◆ What you will do:
Only a number is wanted: how many lines in the listing contain the word "ostrzegawcze"?
- - - -
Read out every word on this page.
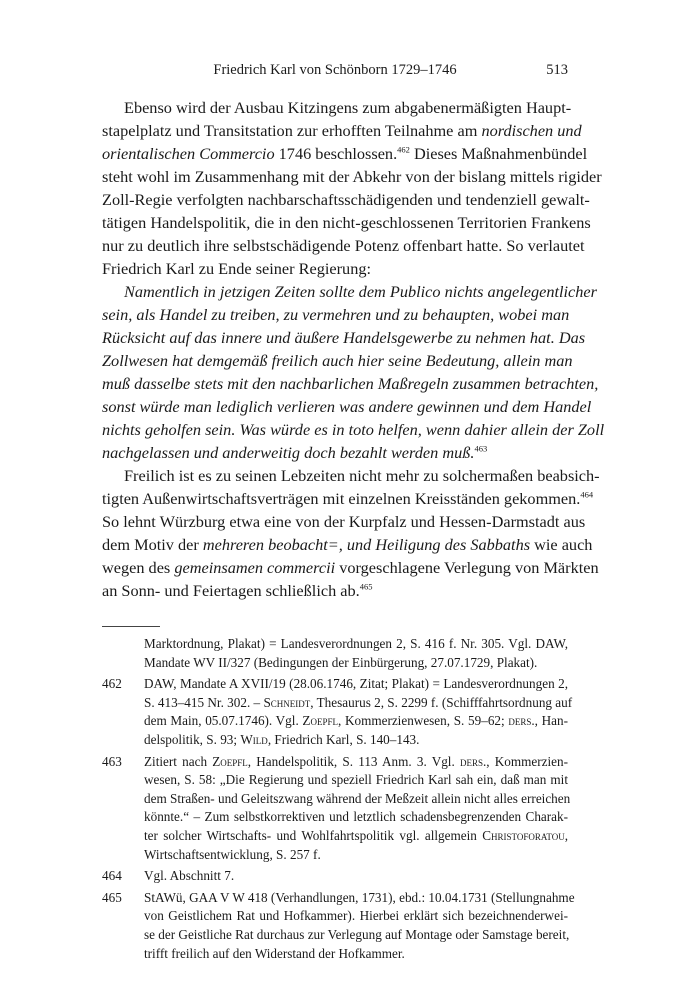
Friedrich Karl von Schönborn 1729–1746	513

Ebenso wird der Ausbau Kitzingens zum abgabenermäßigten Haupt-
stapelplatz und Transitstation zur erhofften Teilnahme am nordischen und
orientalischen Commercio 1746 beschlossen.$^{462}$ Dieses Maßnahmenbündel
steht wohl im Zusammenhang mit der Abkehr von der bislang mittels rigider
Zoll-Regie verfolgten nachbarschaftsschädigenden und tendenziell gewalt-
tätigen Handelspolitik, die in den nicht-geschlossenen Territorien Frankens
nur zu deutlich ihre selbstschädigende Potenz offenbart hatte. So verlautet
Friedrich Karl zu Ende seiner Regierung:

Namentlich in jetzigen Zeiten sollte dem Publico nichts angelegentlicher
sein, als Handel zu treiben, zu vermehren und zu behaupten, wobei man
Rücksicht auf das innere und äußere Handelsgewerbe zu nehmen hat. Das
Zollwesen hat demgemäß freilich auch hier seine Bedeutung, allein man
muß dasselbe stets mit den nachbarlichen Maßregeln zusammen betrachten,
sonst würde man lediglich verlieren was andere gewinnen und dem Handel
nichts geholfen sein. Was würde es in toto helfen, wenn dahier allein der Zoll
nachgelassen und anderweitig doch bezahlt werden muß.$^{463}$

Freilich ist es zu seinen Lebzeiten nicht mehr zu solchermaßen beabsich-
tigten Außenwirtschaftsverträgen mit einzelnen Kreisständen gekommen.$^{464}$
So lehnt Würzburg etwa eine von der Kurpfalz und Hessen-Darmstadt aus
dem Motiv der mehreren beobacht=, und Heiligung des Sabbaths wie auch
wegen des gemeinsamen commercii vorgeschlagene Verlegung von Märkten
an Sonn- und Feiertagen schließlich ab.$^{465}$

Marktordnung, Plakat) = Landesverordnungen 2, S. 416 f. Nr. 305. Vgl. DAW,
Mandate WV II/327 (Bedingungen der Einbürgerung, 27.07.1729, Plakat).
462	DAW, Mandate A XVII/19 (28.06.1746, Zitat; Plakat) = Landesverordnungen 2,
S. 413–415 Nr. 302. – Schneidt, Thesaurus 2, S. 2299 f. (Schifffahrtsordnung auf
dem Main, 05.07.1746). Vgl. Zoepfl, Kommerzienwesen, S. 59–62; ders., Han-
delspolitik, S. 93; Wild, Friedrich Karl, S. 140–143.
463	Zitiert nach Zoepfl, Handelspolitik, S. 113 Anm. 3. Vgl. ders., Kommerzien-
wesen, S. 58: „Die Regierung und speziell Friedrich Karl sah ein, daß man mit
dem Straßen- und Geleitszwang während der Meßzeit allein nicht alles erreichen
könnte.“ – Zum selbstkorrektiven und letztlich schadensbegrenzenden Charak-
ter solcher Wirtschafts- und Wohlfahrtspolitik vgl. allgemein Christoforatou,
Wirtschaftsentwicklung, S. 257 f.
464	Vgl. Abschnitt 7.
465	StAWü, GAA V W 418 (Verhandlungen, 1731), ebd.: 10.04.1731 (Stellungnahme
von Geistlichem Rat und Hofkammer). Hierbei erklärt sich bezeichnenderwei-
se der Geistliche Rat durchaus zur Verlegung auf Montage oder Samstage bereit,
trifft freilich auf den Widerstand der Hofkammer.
- - - -
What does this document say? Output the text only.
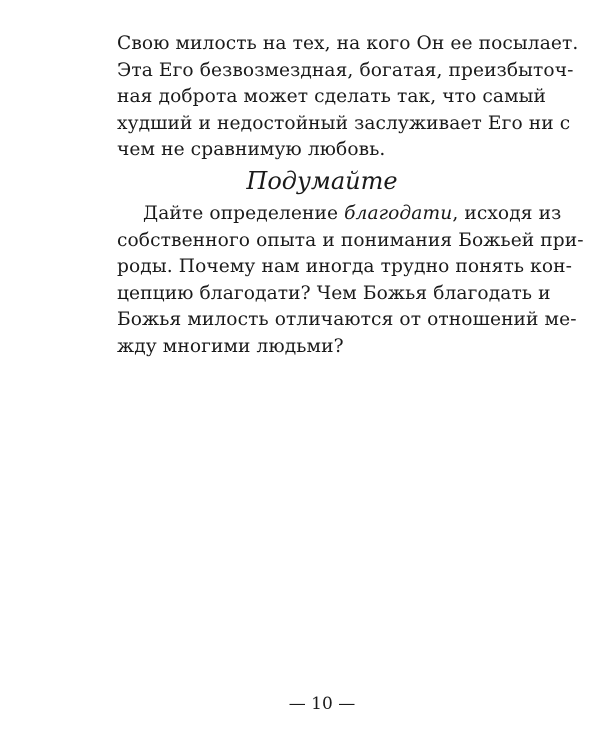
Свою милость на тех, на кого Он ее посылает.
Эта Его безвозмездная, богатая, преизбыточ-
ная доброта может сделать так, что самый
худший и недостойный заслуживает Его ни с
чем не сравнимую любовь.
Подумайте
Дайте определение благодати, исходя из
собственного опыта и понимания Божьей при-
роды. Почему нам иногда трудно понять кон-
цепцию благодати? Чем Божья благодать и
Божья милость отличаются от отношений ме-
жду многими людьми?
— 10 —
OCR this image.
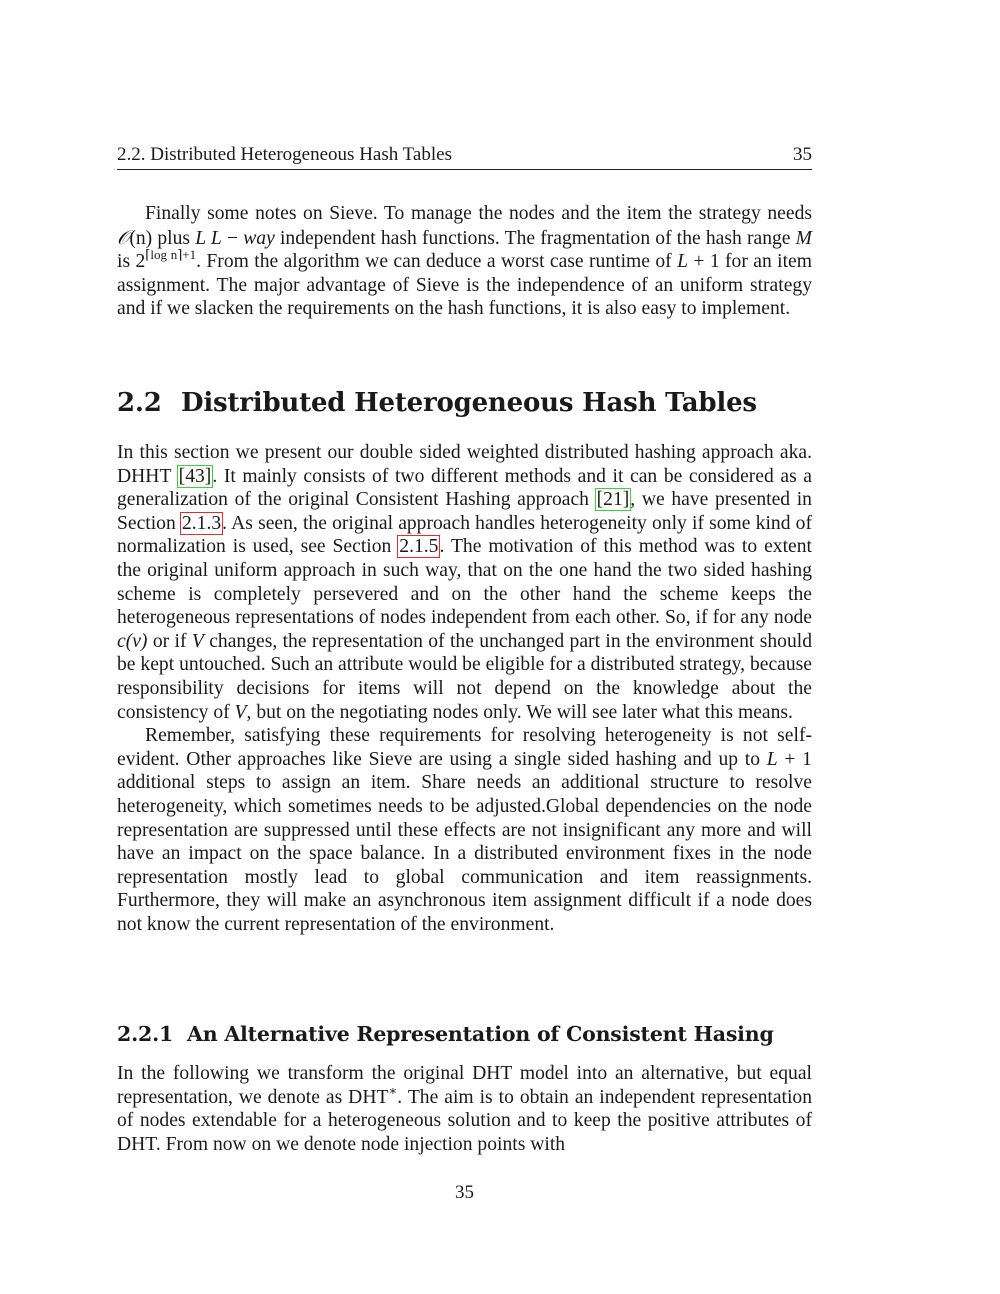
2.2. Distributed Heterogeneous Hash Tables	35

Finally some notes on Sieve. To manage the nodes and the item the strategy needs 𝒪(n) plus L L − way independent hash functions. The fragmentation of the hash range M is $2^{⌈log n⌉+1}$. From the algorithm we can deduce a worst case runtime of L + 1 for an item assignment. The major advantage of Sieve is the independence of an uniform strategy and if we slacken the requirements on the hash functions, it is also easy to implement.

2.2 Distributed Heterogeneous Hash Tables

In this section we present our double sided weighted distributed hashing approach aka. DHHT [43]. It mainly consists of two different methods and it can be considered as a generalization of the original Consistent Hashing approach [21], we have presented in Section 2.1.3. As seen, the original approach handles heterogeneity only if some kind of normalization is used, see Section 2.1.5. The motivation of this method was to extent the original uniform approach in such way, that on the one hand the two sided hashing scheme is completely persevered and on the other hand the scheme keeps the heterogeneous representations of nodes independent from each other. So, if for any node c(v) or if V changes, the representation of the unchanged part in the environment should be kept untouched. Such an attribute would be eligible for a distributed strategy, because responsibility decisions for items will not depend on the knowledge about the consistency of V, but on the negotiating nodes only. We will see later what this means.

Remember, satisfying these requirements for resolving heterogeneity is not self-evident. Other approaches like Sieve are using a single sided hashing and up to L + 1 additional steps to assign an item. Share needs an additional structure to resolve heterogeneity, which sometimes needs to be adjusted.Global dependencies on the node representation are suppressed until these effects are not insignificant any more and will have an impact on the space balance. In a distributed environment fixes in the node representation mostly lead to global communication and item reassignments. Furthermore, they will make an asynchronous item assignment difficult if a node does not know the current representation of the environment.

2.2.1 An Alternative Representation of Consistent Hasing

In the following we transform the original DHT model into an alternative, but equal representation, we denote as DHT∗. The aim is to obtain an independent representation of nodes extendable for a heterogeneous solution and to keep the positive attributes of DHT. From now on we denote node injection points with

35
- - - -
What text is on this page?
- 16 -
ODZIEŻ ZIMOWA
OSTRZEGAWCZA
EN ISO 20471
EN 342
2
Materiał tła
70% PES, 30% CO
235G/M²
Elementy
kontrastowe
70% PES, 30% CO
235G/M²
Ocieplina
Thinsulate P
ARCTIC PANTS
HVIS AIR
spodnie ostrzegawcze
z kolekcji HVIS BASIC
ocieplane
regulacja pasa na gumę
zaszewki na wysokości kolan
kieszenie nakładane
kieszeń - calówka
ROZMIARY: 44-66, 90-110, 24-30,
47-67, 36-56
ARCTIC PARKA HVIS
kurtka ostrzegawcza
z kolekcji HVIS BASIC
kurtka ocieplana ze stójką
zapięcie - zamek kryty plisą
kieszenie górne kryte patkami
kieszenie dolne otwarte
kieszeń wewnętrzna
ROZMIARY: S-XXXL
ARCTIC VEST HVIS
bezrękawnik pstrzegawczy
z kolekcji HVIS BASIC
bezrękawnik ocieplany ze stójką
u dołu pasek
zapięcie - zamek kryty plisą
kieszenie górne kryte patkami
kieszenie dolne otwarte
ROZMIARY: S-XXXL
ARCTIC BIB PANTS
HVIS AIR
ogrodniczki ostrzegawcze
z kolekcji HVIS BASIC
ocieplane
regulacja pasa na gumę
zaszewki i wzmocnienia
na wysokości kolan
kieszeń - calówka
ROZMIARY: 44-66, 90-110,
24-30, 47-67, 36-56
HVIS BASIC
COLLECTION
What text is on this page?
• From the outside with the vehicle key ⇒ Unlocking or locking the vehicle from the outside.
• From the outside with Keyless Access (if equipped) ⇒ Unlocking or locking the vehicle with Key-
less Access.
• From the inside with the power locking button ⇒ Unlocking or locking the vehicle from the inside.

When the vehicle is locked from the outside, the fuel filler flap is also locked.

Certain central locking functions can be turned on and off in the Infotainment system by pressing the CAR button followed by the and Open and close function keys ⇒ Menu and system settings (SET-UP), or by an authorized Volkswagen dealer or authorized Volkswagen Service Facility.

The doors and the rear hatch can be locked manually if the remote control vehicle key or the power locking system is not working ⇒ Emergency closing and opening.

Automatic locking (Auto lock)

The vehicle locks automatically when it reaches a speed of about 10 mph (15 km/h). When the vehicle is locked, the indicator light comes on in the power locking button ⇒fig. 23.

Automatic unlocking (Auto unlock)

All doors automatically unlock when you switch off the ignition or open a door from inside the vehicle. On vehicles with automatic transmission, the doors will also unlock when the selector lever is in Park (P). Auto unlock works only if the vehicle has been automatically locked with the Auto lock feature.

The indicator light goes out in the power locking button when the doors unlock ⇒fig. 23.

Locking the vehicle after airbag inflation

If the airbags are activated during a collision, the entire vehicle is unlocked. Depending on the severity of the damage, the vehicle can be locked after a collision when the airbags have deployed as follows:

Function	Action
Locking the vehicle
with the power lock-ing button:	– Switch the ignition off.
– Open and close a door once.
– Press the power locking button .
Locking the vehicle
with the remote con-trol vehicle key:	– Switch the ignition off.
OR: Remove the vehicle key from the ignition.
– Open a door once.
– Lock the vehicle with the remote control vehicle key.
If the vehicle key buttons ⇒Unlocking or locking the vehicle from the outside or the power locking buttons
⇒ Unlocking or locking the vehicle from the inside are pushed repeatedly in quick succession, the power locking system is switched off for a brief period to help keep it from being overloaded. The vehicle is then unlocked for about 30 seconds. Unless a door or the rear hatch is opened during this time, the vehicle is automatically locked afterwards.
- - - -
◆ Written answer:
2